[EXERCISE REQUIREMENTS]: Look for the string "title" and copy every line that has it.

Items listed in a dataset
____________________

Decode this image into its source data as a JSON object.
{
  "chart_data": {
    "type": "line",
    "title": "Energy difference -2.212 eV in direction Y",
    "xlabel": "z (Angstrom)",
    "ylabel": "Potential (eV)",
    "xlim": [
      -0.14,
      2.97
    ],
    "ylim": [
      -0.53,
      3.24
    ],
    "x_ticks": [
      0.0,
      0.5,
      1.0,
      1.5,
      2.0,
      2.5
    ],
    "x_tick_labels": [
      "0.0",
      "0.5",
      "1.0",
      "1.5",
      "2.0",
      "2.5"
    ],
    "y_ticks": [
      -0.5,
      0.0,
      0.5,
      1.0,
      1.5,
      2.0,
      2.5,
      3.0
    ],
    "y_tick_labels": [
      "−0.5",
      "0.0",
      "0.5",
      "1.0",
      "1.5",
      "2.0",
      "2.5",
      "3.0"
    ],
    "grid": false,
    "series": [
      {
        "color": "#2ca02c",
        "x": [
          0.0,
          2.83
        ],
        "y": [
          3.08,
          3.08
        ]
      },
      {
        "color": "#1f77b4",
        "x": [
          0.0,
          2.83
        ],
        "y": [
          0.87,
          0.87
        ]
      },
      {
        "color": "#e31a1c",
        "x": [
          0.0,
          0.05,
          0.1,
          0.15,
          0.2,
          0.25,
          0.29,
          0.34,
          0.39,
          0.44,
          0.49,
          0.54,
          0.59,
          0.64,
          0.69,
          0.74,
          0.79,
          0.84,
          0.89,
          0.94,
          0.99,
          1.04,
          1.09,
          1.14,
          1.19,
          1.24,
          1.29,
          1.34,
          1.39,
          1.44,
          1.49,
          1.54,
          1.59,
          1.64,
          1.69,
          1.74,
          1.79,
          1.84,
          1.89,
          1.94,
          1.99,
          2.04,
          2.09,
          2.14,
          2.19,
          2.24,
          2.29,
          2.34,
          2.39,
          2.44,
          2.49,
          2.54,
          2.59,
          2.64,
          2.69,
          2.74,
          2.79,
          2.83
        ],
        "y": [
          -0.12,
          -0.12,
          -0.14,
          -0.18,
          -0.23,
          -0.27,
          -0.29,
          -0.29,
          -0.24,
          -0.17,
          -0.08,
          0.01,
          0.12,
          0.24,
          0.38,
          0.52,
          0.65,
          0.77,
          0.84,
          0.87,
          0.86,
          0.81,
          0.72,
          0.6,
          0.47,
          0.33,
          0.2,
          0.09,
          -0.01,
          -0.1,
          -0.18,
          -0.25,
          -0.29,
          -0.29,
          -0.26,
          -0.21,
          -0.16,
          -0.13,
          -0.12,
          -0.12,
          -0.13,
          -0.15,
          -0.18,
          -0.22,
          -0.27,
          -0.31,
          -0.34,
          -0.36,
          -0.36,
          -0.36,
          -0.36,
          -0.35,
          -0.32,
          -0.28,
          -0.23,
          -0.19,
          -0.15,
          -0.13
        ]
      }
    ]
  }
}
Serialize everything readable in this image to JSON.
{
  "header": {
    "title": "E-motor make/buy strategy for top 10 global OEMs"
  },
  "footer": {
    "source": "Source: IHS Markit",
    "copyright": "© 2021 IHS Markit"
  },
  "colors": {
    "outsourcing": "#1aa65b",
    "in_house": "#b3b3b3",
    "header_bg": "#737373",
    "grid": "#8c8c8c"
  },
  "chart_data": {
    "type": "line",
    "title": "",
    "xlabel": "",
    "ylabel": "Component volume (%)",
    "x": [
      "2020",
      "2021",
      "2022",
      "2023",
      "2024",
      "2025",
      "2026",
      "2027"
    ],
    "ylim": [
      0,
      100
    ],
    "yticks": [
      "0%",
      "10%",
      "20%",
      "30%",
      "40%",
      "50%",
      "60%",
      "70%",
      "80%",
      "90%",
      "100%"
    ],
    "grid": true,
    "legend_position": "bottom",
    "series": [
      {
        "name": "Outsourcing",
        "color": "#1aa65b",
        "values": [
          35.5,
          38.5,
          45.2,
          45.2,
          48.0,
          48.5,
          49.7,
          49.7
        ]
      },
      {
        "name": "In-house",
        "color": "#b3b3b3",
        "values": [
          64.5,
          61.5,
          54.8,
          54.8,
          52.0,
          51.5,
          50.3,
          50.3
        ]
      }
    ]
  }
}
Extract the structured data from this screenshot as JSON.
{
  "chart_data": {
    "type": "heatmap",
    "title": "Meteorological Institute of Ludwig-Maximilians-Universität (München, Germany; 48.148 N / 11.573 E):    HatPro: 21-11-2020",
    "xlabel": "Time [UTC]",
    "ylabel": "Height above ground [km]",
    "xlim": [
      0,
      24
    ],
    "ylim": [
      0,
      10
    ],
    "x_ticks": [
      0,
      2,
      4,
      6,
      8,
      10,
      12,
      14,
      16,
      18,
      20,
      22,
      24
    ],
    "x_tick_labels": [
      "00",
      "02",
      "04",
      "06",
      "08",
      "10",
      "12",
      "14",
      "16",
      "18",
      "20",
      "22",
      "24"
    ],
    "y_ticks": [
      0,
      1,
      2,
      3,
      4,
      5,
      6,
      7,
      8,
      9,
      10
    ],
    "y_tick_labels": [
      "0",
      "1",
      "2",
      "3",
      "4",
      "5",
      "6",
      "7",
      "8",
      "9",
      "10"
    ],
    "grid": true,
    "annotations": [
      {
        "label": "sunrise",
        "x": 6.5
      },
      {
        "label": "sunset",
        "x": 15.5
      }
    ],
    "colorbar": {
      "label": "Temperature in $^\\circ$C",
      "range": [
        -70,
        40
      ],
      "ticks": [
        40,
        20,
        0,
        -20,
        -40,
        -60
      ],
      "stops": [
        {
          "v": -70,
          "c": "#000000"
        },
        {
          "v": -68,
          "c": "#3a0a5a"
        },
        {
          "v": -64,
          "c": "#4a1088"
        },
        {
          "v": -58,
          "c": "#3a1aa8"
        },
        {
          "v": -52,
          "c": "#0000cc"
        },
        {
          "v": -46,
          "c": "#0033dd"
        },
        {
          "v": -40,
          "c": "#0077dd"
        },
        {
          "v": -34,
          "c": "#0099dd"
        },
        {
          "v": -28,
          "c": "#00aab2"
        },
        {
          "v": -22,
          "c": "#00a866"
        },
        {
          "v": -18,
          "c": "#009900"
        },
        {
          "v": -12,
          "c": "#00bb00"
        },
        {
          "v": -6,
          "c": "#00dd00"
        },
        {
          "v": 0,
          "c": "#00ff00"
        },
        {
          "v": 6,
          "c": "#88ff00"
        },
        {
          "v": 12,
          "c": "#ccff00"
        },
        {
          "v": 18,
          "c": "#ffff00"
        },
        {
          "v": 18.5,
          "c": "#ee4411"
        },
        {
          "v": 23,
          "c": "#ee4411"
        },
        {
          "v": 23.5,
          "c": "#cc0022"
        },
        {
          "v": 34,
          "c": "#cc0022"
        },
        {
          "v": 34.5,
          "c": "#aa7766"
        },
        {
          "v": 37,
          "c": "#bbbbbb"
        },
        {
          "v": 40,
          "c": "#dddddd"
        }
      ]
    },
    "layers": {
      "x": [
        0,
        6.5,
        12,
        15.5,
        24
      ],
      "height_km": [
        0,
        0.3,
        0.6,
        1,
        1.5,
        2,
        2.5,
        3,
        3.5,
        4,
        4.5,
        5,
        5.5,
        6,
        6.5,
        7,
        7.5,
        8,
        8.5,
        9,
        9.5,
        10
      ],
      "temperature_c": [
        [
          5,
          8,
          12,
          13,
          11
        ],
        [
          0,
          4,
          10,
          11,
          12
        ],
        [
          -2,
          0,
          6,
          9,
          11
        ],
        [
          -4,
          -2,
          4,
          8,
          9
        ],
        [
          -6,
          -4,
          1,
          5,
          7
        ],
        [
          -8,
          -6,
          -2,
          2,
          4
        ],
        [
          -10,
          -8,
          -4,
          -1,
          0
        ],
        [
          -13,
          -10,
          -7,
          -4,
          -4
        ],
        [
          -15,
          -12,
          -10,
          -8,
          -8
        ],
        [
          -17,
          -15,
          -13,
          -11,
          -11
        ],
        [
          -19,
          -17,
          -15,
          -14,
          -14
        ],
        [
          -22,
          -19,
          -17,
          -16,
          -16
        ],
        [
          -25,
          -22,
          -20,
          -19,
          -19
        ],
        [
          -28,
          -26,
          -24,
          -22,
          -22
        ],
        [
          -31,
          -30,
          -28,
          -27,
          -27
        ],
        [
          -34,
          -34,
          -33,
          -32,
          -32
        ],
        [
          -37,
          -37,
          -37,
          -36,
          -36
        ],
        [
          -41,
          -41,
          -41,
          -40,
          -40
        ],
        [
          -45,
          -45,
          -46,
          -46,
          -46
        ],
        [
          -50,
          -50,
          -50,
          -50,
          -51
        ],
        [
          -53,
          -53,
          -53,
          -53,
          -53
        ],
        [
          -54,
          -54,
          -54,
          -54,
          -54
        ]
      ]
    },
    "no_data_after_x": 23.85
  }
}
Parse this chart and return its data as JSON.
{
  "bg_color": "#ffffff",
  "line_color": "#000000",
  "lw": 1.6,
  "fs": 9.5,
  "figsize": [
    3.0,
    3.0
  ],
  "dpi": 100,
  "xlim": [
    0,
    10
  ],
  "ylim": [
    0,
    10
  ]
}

____________________

[RESULT OF THIS TASK]:
    "title": "Energy difference -2.212 eV in direction Y",
    "title": "E-motor make/buy strategy for top 10 global OEMs"
    "title": "",
    "title": "Meteorological Institute of Ludwig-Maximilians-Universität (München, Germany; 48.148 N / 11.573 E):    HatPro: 21-11-2020",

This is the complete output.